## DATA IN THIS EXERCISE
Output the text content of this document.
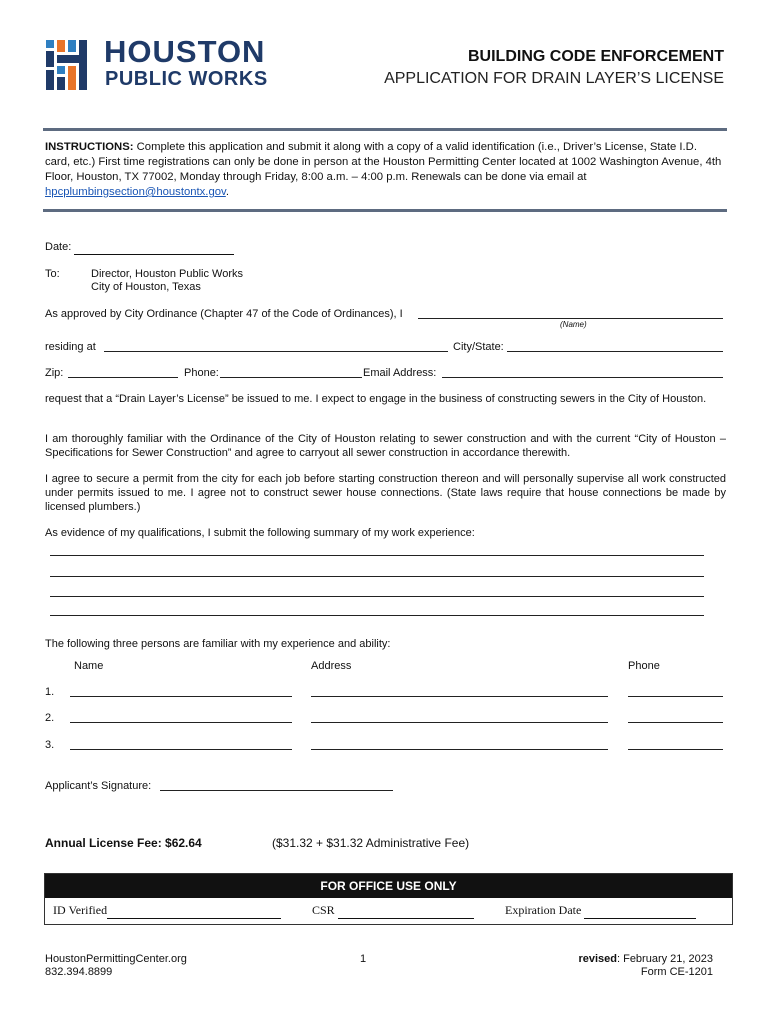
HOUSTON
PUBLIC WORKS
BUILDING CODE ENFORCEMENT
APPLICATION FOR DRAIN LAYER’S LICENSE
INSTRUCTIONS: Complete this application and submit it along with a copy of a valid identification (i.e., Driver’s License, State I.D. card, etc.) First time registrations can only be done in person at the Houston Permitting Center located at 1002 Washington Avenue, 4th Floor, Houston, TX 77002, Monday through Friday, 8:00 a.m. – 4:00 p.m. Renewals can be done via email at hpcplumbingsection@houstontx.gov.
Date:
To:	Director, Houston Public Works
City of Houston, Texas
As approved by City Ordinance (Chapter 47 of the Code of Ordinances), I
(Name)
residing at	City/State:
Zip:	Phone:	Email Address:
request that a “Drain Layer’s License” be issued to me. I expect to engage in the business of constructing sewers in the City of Houston.
I am thoroughly familiar with the Ordinance of the City of Houston relating to sewer construction and with the current “City of Houston – Specifications for Sewer Construction” and agree to carryout all sewer construction in accordance therewith.
I agree to secure a permit from the city for each job before starting construction thereon and will personally supervise all work constructed under permits issued to me. I agree not to construct sewer house connections. (State laws require that house connections be made by licensed plumbers.)
As evidence of my qualifications, I submit the following summary of my work experience:
The following three persons are familiar with my experience and ability:
Name	Address	Phone
1.
2.
3.
Applicant’s Signature:
Annual License Fee: $62.64	($31.32 + $31.32 Administrative Fee)
FOR OFFICE USE ONLY
ID Verified	CSR	Expiration Date
HoustonPermittingCenter.org
832.394.8899
1	revised: February 21, 2023
Form CE-1201
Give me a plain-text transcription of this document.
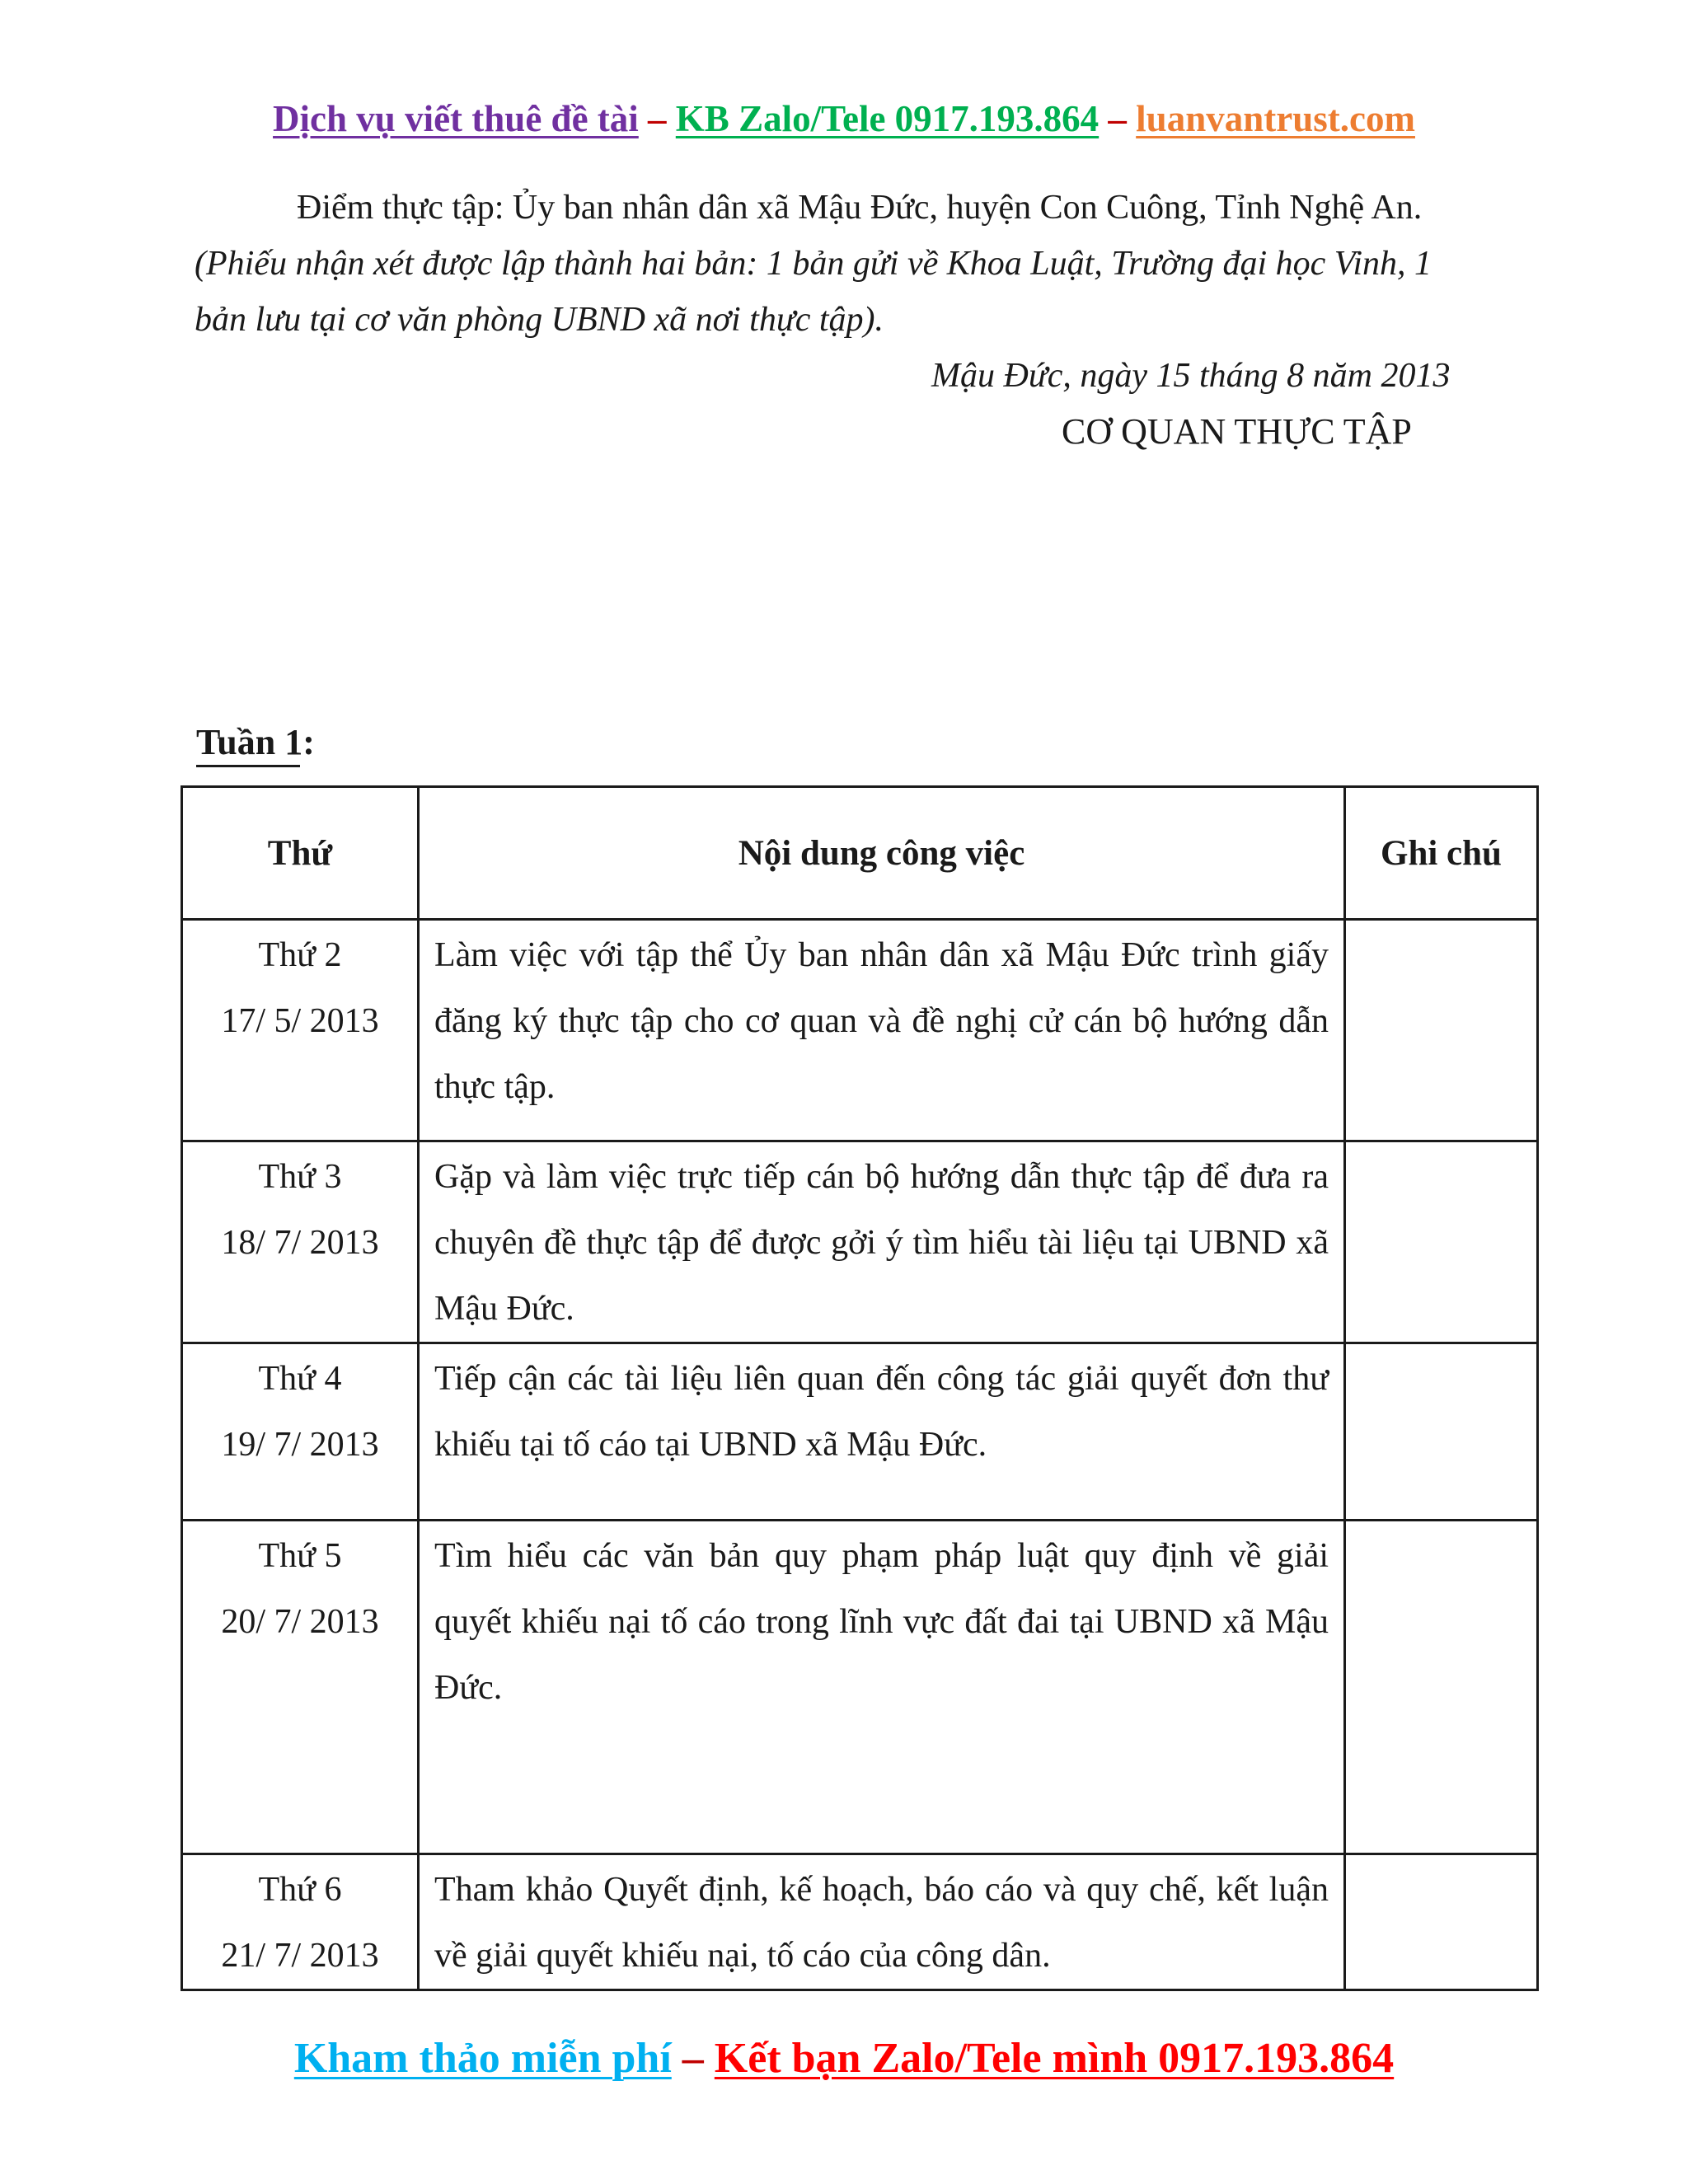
Dịch vụ viết thuê đề tài – KB Zalo/Tele 0917.193.864 – luanvantrust.com
Điểm thực tập: Ủy ban nhân dân xã Mậu Đức, huyện Con Cuông, Tỉnh Nghệ An.
(Phiếu nhận xét được lập thành hai bản: 1 bản gửi về Khoa Luật, Trường đại học Vinh, 1
bản lưu tại cơ văn phòng UBND xã nơi thực tập).
Mậu Đức, ngày 15 tháng 8 năm 2013
CƠ QUAN THỰC TẬP
Tuần 1:
Thứ	Nội dung công việc	Ghi chú

Thứ 2
17/ 5/ 2013	Làm việc với tập thể Ủy ban nhân dân xã Mậu Đức trình giấy đăng ký thực tập cho cơ quan và đề nghị cử cán bộ hướng dẫn thực tập.	

Thứ 3
18/ 7/ 2013	Gặp và làm việc trực tiếp cán bộ hướng dẫn thực tập để đưa ra chuyên đề thực tập để được gởi ý tìm hiểu tài liệu tại UBND xã Mậu Đức.	

Thứ 4
19/ 7/ 2013	Tiếp cận các tài liệu liên quan đến công tác giải quyết đơn thư khiếu tại tố cáo tại UBND xã Mậu Đức.	

Thứ 5
20/ 7/ 2013	Tìm hiểu các văn bản quy phạm pháp luật quy định về giải quyết khiếu nại tố cáo trong lĩnh vực đất đai tại UBND xã Mậu Đức.	

Thứ 6
21/ 7/ 2013	Tham khảo Quyết định, kế hoạch, báo cáo và quy chế, kết luận về giải quyết khiếu nại, tố cáo của công dân.	
Kham thảo miễn phí – Kết bạn Zalo/Tele mình 0917.193.864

## SET PROBLEM
From the entries above, collect every line with the string "Phone" in it.

## RESULT FOR THIS TASK
Zip:	Phone:	Email Address:
Name	Address	Phone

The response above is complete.